[Start of Material shown]
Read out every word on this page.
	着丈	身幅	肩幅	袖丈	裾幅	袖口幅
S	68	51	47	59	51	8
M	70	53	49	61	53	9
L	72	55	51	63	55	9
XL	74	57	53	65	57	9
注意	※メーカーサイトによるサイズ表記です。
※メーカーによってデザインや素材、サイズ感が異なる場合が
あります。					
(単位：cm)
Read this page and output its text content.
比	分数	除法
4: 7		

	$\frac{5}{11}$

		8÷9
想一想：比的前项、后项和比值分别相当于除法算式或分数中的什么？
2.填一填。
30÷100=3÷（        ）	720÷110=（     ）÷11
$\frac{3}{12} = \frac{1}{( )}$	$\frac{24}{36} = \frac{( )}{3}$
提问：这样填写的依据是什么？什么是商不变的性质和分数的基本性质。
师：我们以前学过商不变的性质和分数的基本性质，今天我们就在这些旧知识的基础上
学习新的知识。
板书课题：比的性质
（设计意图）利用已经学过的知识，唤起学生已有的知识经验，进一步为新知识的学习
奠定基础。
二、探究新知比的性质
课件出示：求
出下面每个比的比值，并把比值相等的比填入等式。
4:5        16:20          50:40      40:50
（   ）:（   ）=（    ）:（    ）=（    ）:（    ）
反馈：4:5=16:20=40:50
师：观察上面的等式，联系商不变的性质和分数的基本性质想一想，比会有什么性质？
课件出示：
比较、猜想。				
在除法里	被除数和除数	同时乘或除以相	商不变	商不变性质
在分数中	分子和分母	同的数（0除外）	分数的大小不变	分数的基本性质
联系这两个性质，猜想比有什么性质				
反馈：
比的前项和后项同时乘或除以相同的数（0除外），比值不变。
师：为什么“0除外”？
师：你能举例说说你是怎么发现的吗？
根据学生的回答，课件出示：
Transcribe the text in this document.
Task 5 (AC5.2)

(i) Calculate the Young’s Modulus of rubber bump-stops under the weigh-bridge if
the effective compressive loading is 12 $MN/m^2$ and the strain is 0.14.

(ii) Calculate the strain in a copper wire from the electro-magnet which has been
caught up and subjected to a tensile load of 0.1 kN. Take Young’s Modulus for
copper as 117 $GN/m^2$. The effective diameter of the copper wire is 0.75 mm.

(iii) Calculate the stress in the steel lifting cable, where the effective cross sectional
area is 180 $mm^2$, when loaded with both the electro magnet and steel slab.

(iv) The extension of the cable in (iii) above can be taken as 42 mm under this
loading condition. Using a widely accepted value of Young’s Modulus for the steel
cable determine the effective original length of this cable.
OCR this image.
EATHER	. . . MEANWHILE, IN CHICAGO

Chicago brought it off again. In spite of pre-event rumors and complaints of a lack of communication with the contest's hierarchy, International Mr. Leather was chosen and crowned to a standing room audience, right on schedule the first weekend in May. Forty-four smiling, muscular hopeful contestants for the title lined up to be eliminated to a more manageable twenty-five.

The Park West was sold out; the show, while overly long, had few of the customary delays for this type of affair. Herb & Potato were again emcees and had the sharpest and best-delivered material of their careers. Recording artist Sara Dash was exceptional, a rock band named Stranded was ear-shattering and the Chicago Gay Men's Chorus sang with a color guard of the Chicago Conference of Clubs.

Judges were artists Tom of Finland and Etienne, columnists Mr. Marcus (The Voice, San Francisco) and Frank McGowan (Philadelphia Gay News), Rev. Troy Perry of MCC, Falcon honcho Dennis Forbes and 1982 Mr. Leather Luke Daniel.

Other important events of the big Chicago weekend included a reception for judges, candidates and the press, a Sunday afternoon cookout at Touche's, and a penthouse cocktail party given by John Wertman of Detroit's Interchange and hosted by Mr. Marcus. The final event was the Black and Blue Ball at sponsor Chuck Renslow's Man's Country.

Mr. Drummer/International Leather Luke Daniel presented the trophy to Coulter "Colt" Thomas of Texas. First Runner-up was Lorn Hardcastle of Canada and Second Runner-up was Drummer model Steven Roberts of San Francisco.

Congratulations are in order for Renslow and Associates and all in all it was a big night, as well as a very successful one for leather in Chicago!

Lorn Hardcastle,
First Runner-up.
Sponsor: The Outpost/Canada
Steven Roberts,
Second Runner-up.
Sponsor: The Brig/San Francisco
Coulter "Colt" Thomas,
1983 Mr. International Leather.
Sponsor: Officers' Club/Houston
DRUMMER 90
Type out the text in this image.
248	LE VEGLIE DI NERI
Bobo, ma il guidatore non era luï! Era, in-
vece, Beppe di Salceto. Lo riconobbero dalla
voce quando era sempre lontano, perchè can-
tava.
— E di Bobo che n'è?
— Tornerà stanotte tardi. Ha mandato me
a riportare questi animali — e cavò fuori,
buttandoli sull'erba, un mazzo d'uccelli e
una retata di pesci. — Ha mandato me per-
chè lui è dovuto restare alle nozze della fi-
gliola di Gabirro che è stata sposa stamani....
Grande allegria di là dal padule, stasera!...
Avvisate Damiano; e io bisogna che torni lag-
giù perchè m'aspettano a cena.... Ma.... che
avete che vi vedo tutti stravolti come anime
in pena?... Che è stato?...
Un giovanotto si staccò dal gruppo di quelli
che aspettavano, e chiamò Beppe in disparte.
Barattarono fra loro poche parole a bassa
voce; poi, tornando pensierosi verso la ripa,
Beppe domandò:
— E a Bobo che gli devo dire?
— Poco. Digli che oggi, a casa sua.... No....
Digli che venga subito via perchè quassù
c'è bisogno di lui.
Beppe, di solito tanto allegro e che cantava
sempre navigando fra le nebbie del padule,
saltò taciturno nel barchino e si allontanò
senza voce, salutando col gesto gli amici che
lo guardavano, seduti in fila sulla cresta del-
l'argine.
[End of Material shown]
■ Written request
Transcribe the full listing above without leaving anything out.

■ Answer to this task
Read out every word on this page.
	着丈	身幅	肩幅	袖丈	裾幅	袖口幅
S	68	51	47	59	51	8
M	70	53	49	61	53	9
L	72	55	51	63	55	9
XL	74	57	53	65	57	9
注意	※メーカーサイトによるサイズ表記です。
※メーカーによってデザインや素材、サイズ感が異なる場合が
あります。					
(単位：cm)
Read this page and output its text content.
比	分数	除法
4: 7		

	$\frac{5}{11}$

		8÷9
想一想：比的前项、后项和比值分别相当于除法算式或分数中的什么？
2.填一填。
30÷100=3÷（        ）	720÷110=（     ）÷11
$\frac{3}{12} = \frac{1}{( )}$	$\frac{24}{36} = \frac{( )}{3}$
提问：这样填写的依据是什么？什么是商不变的性质和分数的基本性质。
师：我们以前学过商不变的性质和分数的基本性质，今天我们就在这些旧知识的基础上
学习新的知识。
板书课题：比的性质
（设计意图）利用已经学过的知识，唤起学生已有的知识经验，进一步为新知识的学习
奠定基础。
二、探究新知比的性质
课件出示：求
出下面每个比的比值，并把比值相等的比填入等式。
4:5        16:20          50:40      40:50
（   ）:（   ）=（    ）:（    ）=（    ）:（    ）
反馈：4:5=16:20=40:50
师：观察上面的等式，联系商不变的性质和分数的基本性质想一想，比会有什么性质？
课件出示：
比较、猜想。				
在除法里	被除数和除数	同时乘或除以相	商不变	商不变性质
在分数中	分子和分母	同的数（0除外）	分数的大小不变	分数的基本性质
联系这两个性质，猜想比有什么性质				
反馈：
比的前项和后项同时乘或除以相同的数（0除外），比值不变。
师：为什么“0除外”？
师：你能举例说说你是怎么发现的吗？
根据学生的回答，课件出示：
Transcribe the text in this document.
Task 5 (AC5.2)

(i) Calculate the Young’s Modulus of rubber bump-stops under the weigh-bridge if
the effective compressive loading is 12 $MN/m^2$ and the strain is 0.14.

(ii) Calculate the strain in a copper wire from the electro-magnet which has been
caught up and subjected to a tensile load of 0.1 kN. Take Young’s Modulus for
copper as 117 $GN/m^2$. The effective diameter of the copper wire is 0.75 mm.

(iii) Calculate the stress in the steel lifting cable, where the effective cross sectional
area is 180 $mm^2$, when loaded with both the electro magnet and steel slab.

(iv) The extension of the cable in (iii) above can be taken as 42 mm under this
loading condition. Using a widely accepted value of Young’s Modulus for the steel
cable determine the effective original length of this cable.
OCR this image.
EATHER	. . . MEANWHILE, IN CHICAGO

Chicago brought it off again. In spite of pre-event rumors and complaints of a lack of communication with the contest's hierarchy, International Mr. Leather was chosen and crowned to a standing room audience, right on schedule the first weekend in May. Forty-four smiling, muscular hopeful contestants for the title lined up to be eliminated to a more manageable twenty-five.

The Park West was sold out; the show, while overly long, had few of the customary delays for this type of affair. Herb & Potato were again emcees and had the sharpest and best-delivered material of their careers. Recording artist Sara Dash was exceptional, a rock band named Stranded was ear-shattering and the Chicago Gay Men's Chorus sang with a color guard of the Chicago Conference of Clubs.

Judges were artists Tom of Finland and Etienne, columnists Mr. Marcus (The Voice, San Francisco) and Frank McGowan (Philadelphia Gay News), Rev. Troy Perry of MCC, Falcon honcho Dennis Forbes and 1982 Mr. Leather Luke Daniel.

Other important events of the big Chicago weekend included a reception for judges, candidates and the press, a Sunday afternoon cookout at Touche's, and a penthouse cocktail party given by John Wertman of Detroit's Interchange and hosted by Mr. Marcus. The final event was the Black and Blue Ball at sponsor Chuck Renslow's Man's Country.

Mr. Drummer/International Leather Luke Daniel presented the trophy to Coulter "Colt" Thomas of Texas. First Runner-up was Lorn Hardcastle of Canada and Second Runner-up was Drummer model Steven Roberts of San Francisco.

Congratulations are in order for Renslow and Associates and all in all it was a big night, as well as a very successful one for leather in Chicago!

Lorn Hardcastle,
First Runner-up.
Sponsor: The Outpost/Canada
Steven Roberts,
Second Runner-up.
Sponsor: The Brig/San Francisco
Coulter "Colt" Thomas,
1983 Mr. International Leather.
Sponsor: Officers' Club/Houston
DRUMMER 90
Type out the text in this image.
248	LE VEGLIE DI NERI
Bobo, ma il guidatore non era luï! Era, in-
vece, Beppe di Salceto. Lo riconobbero dalla
voce quando era sempre lontano, perchè can-
tava.
— E di Bobo che n'è?
— Tornerà stanotte tardi. Ha mandato me
a riportare questi animali — e cavò fuori,
buttandoli sull'erba, un mazzo d'uccelli e
una retata di pesci. — Ha mandato me per-
chè lui è dovuto restare alle nozze della fi-
gliola di Gabirro che è stata sposa stamani....
Grande allegria di là dal padule, stasera!...
Avvisate Damiano; e io bisogna che torni lag-
giù perchè m'aspettano a cena.... Ma.... che
avete che vi vedo tutti stravolti come anime
in pena?... Che è stato?...
Un giovanotto si staccò dal gruppo di quelli
che aspettavano, e chiamò Beppe in disparte.
Barattarono fra loro poche parole a bassa
voce; poi, tornando pensierosi verso la ripa,
Beppe domandò:
— E a Bobo che gli devo dire?
— Poco. Digli che oggi, a casa sua.... No....
Digli che venga subito via perchè quassù
c'è bisogno di lui.
Beppe, di solito tanto allegro e che cantava
sempre navigando fra le nebbie del padule,
saltò taciturno nel barchino e si allontanò
senza voce, salutando col gesto gli amici che
lo guardavano, seduti in fila sulla cresta del-
l'argine.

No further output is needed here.